— Given instruction —
Give the lines again exactly, from the one holding "Transcribe the text in this document." to the last line of the listing below, both ends included and nothing added.

— Exercise material —

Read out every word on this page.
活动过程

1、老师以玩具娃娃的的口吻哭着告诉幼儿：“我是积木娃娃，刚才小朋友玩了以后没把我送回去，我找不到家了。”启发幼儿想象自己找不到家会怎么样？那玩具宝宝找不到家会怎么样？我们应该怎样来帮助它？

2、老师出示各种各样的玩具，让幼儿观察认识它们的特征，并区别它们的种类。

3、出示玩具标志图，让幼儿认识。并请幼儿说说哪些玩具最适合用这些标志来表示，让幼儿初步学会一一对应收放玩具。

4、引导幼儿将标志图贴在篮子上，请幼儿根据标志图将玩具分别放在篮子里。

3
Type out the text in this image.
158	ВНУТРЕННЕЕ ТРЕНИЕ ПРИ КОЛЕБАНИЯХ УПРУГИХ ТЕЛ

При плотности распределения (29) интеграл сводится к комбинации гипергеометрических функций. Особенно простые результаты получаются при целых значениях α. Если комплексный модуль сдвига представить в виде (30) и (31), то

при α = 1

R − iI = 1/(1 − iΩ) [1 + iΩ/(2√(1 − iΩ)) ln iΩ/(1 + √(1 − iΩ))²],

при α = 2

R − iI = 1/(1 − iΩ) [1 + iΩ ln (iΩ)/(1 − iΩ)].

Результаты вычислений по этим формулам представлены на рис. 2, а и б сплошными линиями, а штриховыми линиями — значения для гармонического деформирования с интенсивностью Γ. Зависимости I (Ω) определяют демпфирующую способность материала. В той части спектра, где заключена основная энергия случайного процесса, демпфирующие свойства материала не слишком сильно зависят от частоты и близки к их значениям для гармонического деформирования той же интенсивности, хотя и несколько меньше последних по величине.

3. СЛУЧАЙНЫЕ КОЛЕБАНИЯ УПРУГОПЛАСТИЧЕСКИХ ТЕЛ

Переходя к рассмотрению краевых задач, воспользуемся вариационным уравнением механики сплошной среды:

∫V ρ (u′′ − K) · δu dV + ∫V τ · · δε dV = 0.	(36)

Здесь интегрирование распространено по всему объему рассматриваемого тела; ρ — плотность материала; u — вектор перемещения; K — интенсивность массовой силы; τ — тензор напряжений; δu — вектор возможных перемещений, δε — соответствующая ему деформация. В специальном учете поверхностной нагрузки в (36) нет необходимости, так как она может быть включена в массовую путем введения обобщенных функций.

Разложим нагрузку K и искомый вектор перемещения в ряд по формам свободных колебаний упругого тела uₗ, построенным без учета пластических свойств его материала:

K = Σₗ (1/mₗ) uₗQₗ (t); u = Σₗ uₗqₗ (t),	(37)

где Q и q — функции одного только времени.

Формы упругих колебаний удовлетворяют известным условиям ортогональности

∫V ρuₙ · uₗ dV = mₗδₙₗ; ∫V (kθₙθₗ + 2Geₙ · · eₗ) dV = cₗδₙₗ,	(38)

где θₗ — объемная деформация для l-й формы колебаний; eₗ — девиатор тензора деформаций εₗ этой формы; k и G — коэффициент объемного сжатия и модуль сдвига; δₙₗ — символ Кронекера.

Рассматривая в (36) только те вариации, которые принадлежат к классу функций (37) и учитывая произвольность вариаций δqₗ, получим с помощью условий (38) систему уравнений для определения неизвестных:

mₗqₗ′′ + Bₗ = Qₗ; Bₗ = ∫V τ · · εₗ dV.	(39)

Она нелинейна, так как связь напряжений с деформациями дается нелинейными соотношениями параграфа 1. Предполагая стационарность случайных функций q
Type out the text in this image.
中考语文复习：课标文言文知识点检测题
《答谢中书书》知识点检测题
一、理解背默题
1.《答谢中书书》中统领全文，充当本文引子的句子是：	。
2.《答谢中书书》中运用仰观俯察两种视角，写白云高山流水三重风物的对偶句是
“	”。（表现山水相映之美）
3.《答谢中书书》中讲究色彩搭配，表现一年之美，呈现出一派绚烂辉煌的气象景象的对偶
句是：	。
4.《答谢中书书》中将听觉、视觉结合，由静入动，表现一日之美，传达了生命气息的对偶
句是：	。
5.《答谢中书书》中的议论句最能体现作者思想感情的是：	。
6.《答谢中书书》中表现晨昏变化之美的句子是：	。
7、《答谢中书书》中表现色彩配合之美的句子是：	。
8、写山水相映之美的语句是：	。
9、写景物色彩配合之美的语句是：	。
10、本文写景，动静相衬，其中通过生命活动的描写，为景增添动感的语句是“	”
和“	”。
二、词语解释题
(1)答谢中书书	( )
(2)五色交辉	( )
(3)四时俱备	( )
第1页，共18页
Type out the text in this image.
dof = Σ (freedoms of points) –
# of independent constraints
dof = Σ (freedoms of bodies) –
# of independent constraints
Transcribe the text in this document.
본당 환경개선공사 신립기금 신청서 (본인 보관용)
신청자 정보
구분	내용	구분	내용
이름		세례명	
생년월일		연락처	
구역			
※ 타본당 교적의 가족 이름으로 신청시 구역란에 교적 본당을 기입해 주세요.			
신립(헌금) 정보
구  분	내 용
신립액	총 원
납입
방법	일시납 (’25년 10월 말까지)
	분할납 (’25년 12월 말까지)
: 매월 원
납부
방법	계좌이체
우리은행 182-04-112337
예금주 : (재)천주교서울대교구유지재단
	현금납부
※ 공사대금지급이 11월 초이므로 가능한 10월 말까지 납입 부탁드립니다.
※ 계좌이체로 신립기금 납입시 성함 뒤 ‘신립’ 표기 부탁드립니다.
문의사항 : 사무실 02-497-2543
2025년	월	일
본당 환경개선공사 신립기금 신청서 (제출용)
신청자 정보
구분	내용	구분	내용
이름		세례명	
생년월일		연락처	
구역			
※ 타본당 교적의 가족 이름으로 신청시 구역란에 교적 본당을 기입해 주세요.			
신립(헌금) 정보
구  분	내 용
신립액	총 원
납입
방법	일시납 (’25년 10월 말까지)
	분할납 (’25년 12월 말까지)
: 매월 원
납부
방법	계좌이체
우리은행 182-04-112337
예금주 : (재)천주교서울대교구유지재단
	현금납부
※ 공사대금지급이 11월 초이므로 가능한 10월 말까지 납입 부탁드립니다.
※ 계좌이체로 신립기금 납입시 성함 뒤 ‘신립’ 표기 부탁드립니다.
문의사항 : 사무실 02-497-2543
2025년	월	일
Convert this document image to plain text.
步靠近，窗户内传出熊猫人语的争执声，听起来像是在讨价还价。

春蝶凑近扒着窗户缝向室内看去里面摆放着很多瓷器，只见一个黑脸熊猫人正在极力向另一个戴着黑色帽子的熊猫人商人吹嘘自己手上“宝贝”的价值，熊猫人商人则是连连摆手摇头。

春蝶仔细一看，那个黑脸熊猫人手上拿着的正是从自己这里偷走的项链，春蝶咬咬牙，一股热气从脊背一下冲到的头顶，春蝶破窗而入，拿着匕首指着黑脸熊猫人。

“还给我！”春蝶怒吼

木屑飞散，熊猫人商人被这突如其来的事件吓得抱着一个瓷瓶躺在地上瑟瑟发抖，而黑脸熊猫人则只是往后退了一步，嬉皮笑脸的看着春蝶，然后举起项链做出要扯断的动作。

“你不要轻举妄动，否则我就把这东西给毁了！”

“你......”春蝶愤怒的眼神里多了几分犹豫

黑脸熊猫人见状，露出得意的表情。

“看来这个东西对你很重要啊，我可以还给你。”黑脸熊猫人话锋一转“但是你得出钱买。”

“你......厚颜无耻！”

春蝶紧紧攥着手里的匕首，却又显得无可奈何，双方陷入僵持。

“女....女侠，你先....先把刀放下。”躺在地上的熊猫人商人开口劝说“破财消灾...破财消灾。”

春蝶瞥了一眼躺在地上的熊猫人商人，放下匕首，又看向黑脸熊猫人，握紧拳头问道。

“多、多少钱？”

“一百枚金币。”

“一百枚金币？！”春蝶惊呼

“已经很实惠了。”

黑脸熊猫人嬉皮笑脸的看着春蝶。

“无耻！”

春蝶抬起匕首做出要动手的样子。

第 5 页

— Solution to the exercise —
Transcribe the text in this document.
본당 환경개선공사 신립기금 신청서 (본인 보관용)
신청자 정보
구분	내용	구분	내용
이름		세례명	
생년월일		연락처	
구역			
※ 타본당 교적의 가족 이름으로 신청시 구역란에 교적 본당을 기입해 주세요.			
신립(헌금) 정보
구  분	내 용
신립액	총 원
납입
방법	일시납 (’25년 10월 말까지)
	분할납 (’25년 12월 말까지)
: 매월 원
납부
방법	계좌이체
우리은행 182-04-112337
예금주 : (재)천주교서울대교구유지재단
	현금납부
※ 공사대금지급이 11월 초이므로 가능한 10월 말까지 납입 부탁드립니다.
※ 계좌이체로 신립기금 납입시 성함 뒤 ‘신립’ 표기 부탁드립니다.
문의사항 : 사무실 02-497-2543
2025년	월	일
본당 환경개선공사 신립기금 신청서 (제출용)
신청자 정보
구분	내용	구분	내용
이름		세례명	
생년월일		연락처	
구역			
※ 타본당 교적의 가족 이름으로 신청시 구역란에 교적 본당을 기입해 주세요.			
신립(헌금) 정보
구  분	내 용
신립액	총 원
납입
방법	일시납 (’25년 10월 말까지)
	분할납 (’25년 12월 말까지)
: 매월 원
납부
방법	계좌이체
우리은행 182-04-112337
예금주 : (재)천주교서울대교구유지재단
	현금납부
※ 공사대금지급이 11월 초이므로 가능한 10월 말까지 납입 부탁드립니다.
※ 계좌이체로 신립기금 납입시 성함 뒤 ‘신립’ 표기 부탁드립니다.
문의사항 : 사무실 02-497-2543
2025년	월	일
Convert this document image to plain text.
步靠近，窗户内传出熊猫人语的争执声，听起来像是在讨价还价。

春蝶凑近扒着窗户缝向室内看去里面摆放着很多瓷器，只见一个黑脸熊猫人正在极力向另一个戴着黑色帽子的熊猫人商人吹嘘自己手上“宝贝”的价值，熊猫人商人则是连连摆手摇头。

春蝶仔细一看，那个黑脸熊猫人手上拿着的正是从自己这里偷走的项链，春蝶咬咬牙，一股热气从脊背一下冲到的头顶，春蝶破窗而入，拿着匕首指着黑脸熊猫人。

“还给我！”春蝶怒吼

木屑飞散，熊猫人商人被这突如其来的事件吓得抱着一个瓷瓶躺在地上瑟瑟发抖，而黑脸熊猫人则只是往后退了一步，嬉皮笑脸的看着春蝶，然后举起项链做出要扯断的动作。

“你不要轻举妄动，否则我就把这东西给毁了！”

“你......”春蝶愤怒的眼神里多了几分犹豫

黑脸熊猫人见状，露出得意的表情。

“看来这个东西对你很重要啊，我可以还给你。”黑脸熊猫人话锋一转“但是你得出钱买。”

“你......厚颜无耻！”

春蝶紧紧攥着手里的匕首，却又显得无可奈何，双方陷入僵持。

“女....女侠，你先....先把刀放下。”躺在地上的熊猫人商人开口劝说“破财消灾...破财消灾。”

春蝶瞥了一眼躺在地上的熊猫人商人，放下匕首，又看向黑脸熊猫人，握紧拳头问道。

“多、多少钱？”

“一百枚金币。”

“一百枚金币？！”春蝶惊呼

“已经很实惠了。”

黑脸熊猫人嬉皮笑脸的看着春蝶。

“无耻！”

春蝶抬起匕首做出要动手的样子。

第 5 页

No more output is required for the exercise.